(Stored items from a collection)
>>>

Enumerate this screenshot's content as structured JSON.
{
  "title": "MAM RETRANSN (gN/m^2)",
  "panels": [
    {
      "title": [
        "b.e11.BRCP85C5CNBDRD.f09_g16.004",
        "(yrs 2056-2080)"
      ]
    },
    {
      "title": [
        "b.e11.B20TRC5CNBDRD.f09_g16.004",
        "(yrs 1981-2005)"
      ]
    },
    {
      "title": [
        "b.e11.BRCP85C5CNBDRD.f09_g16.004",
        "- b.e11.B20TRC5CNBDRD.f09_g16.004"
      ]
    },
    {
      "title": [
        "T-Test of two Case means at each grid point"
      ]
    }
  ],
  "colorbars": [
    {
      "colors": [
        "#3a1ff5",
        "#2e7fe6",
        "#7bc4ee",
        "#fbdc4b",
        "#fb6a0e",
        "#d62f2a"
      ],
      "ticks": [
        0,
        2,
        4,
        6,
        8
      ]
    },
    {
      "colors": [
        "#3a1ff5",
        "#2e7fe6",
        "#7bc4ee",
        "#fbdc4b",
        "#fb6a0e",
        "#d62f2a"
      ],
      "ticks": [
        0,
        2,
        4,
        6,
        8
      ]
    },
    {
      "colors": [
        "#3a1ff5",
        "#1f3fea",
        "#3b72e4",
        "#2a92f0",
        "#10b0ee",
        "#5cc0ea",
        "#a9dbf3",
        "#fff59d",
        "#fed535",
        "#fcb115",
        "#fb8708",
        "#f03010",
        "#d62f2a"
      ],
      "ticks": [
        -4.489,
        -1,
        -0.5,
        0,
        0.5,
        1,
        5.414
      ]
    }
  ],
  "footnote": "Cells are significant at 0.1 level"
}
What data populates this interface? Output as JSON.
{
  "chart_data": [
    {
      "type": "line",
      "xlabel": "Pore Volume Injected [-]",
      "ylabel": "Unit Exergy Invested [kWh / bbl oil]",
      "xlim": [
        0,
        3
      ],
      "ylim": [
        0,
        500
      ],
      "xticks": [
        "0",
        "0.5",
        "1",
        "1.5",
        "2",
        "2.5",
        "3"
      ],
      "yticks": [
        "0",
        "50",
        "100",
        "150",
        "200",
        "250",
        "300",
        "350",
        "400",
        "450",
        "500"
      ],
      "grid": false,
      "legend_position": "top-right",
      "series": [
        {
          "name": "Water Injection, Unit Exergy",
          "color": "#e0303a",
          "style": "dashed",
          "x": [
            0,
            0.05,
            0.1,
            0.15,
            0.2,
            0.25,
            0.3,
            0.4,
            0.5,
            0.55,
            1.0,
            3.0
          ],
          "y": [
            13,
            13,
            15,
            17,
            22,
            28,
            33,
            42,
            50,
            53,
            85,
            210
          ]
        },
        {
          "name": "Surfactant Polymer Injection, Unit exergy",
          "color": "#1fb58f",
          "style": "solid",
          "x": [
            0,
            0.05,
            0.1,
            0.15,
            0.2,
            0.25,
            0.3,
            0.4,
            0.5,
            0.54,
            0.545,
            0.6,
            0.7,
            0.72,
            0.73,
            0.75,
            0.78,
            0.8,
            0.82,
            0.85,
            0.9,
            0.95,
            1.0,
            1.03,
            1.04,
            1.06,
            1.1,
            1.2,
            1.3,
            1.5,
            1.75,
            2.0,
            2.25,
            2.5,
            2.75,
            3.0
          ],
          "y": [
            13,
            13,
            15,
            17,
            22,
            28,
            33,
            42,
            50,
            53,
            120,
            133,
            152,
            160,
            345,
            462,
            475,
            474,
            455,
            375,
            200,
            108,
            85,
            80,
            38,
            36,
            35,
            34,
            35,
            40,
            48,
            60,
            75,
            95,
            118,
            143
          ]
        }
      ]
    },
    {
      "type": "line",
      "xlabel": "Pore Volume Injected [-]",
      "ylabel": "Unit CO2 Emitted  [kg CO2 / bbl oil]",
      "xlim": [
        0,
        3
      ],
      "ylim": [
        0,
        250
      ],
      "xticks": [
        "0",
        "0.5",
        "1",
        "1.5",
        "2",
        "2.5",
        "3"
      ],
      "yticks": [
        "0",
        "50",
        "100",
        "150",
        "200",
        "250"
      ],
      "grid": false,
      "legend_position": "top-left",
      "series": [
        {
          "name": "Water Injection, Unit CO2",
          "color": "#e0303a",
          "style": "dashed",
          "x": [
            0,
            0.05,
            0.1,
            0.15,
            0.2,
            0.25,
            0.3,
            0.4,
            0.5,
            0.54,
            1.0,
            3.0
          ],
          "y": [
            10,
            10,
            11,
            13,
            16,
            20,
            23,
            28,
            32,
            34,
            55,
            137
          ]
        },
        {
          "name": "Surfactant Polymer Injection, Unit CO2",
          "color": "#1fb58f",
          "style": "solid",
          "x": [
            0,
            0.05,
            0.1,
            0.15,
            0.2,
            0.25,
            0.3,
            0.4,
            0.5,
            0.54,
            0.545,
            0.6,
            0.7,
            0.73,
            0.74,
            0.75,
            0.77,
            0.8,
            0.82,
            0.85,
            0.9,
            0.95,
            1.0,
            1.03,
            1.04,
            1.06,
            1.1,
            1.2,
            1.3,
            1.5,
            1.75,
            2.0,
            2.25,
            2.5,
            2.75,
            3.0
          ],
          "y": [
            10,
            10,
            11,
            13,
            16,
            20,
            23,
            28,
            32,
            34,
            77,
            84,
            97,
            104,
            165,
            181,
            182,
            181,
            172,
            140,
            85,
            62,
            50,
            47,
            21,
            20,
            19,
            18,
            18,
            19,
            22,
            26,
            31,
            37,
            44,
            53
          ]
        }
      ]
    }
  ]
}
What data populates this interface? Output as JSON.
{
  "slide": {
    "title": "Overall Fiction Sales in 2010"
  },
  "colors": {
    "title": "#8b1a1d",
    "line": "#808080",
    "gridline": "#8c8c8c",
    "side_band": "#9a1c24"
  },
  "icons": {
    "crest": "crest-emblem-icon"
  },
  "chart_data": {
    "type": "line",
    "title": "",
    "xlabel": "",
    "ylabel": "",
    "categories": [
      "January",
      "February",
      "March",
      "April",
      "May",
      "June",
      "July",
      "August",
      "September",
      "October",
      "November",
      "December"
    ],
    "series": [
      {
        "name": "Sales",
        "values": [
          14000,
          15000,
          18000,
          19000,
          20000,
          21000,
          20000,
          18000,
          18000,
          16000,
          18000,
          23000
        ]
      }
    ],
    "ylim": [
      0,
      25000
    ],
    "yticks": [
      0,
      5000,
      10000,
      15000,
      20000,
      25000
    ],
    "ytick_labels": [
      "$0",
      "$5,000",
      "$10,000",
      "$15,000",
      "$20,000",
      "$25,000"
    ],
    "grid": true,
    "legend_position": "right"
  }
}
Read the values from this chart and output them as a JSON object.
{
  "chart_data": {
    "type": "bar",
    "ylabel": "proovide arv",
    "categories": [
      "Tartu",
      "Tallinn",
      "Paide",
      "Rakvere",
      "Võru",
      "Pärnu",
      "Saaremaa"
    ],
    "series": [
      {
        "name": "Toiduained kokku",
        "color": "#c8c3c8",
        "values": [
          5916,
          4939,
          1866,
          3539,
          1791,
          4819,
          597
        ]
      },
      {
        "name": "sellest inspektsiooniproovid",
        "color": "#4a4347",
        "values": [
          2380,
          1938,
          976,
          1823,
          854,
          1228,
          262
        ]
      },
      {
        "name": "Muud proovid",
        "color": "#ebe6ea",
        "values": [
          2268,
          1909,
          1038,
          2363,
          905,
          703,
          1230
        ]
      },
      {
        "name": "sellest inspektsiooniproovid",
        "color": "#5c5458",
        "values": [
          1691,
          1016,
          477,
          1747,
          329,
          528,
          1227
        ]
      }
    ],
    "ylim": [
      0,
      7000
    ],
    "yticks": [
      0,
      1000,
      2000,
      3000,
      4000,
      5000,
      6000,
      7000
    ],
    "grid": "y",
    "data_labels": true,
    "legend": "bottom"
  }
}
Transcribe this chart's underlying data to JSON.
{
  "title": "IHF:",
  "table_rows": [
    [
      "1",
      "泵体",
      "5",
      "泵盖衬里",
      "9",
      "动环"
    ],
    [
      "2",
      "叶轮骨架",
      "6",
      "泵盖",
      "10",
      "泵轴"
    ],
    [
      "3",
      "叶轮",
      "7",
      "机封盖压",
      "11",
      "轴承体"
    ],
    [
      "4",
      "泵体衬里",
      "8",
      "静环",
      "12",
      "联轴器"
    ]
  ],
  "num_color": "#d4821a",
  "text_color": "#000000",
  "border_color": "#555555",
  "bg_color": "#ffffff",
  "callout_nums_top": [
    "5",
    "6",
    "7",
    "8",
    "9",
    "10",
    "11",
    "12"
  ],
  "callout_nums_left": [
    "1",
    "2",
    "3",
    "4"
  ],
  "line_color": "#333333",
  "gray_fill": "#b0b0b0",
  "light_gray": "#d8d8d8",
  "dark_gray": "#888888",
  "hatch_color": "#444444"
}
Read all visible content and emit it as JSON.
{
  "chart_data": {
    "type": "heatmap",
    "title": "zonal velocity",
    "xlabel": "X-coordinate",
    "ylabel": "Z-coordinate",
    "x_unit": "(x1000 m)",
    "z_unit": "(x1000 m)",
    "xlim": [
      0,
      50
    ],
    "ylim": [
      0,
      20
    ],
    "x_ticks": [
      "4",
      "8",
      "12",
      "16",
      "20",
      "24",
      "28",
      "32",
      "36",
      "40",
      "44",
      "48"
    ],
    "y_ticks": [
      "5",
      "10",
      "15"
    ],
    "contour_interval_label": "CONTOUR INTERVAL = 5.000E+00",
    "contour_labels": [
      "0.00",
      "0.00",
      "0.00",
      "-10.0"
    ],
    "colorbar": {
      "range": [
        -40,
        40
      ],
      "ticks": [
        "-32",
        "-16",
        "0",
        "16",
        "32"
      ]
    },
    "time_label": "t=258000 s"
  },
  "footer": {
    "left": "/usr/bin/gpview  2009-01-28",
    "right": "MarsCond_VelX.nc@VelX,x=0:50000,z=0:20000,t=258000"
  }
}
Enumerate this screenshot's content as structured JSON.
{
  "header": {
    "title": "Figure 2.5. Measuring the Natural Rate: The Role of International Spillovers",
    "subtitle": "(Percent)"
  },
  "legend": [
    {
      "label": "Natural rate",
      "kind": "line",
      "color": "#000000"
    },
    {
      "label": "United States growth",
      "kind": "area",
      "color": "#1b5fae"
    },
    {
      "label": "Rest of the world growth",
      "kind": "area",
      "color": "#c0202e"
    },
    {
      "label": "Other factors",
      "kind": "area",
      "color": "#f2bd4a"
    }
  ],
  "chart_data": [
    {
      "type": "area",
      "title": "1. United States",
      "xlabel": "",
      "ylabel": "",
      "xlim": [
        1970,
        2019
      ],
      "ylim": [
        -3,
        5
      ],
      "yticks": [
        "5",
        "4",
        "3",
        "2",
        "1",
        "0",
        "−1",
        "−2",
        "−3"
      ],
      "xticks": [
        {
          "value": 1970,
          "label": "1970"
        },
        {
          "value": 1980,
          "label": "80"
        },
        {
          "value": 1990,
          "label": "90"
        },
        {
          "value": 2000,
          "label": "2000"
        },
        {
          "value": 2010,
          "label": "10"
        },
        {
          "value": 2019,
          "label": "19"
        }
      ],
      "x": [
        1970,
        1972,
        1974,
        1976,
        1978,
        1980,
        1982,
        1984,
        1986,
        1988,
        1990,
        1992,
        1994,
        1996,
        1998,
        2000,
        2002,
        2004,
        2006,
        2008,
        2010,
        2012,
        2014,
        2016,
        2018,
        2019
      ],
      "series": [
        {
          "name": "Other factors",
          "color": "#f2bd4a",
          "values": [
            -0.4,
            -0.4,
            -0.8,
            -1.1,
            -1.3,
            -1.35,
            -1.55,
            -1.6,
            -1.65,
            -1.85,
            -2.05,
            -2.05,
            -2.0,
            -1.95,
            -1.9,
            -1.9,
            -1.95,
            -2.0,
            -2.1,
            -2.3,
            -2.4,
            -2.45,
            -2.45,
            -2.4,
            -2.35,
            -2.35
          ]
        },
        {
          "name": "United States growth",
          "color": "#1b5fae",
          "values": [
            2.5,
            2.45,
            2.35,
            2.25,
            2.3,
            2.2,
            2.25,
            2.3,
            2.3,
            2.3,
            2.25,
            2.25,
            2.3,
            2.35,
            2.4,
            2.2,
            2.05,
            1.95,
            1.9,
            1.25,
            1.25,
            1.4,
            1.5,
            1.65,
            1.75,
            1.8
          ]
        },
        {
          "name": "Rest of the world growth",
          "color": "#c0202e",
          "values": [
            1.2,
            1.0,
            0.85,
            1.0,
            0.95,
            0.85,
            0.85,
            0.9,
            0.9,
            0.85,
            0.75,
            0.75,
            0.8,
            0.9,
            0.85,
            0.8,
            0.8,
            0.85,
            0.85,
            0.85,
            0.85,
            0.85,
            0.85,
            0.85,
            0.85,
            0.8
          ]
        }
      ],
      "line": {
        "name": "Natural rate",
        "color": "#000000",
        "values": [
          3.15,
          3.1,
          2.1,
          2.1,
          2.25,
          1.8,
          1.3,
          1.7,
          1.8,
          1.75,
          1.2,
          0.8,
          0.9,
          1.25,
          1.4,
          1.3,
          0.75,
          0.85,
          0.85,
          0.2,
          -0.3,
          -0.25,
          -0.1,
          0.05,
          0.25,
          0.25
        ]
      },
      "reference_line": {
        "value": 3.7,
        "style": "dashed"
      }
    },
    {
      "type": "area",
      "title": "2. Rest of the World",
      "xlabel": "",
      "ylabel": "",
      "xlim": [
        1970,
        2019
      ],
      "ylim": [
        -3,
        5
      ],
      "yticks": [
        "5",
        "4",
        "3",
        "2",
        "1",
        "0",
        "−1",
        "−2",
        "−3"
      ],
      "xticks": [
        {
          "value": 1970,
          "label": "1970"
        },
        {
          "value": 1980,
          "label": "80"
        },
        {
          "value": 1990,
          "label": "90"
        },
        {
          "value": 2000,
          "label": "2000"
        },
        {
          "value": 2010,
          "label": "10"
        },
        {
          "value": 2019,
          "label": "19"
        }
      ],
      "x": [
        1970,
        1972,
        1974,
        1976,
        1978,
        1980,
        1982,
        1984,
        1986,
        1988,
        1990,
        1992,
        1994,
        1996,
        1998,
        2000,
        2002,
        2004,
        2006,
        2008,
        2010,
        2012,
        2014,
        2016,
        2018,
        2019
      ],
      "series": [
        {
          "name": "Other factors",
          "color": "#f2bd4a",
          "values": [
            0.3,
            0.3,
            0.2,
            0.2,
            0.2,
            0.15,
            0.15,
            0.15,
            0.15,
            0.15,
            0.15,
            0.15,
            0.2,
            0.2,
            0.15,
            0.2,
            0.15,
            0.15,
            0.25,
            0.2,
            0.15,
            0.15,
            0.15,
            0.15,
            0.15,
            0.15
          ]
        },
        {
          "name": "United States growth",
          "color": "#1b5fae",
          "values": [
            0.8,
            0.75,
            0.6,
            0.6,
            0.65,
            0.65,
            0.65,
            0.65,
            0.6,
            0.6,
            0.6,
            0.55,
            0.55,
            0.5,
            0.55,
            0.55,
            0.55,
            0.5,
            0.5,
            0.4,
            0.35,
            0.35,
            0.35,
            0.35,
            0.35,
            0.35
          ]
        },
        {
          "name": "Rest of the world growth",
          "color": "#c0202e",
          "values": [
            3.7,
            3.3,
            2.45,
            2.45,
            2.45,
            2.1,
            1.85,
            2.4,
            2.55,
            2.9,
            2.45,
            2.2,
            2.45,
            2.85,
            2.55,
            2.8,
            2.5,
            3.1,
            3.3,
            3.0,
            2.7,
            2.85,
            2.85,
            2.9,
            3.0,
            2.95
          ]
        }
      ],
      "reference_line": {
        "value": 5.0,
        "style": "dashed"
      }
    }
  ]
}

<<<

Given task ::
Filter for "Injection". Return all lines that hold it.

Written answer ::
          "name": "Water Injection, Unit Exergy",
          "name": "Surfactant Polymer Injection, Unit exergy",
          "name": "Water Injection, Unit CO2",
          "name": "Surfactant Polymer Injection, Unit CO2",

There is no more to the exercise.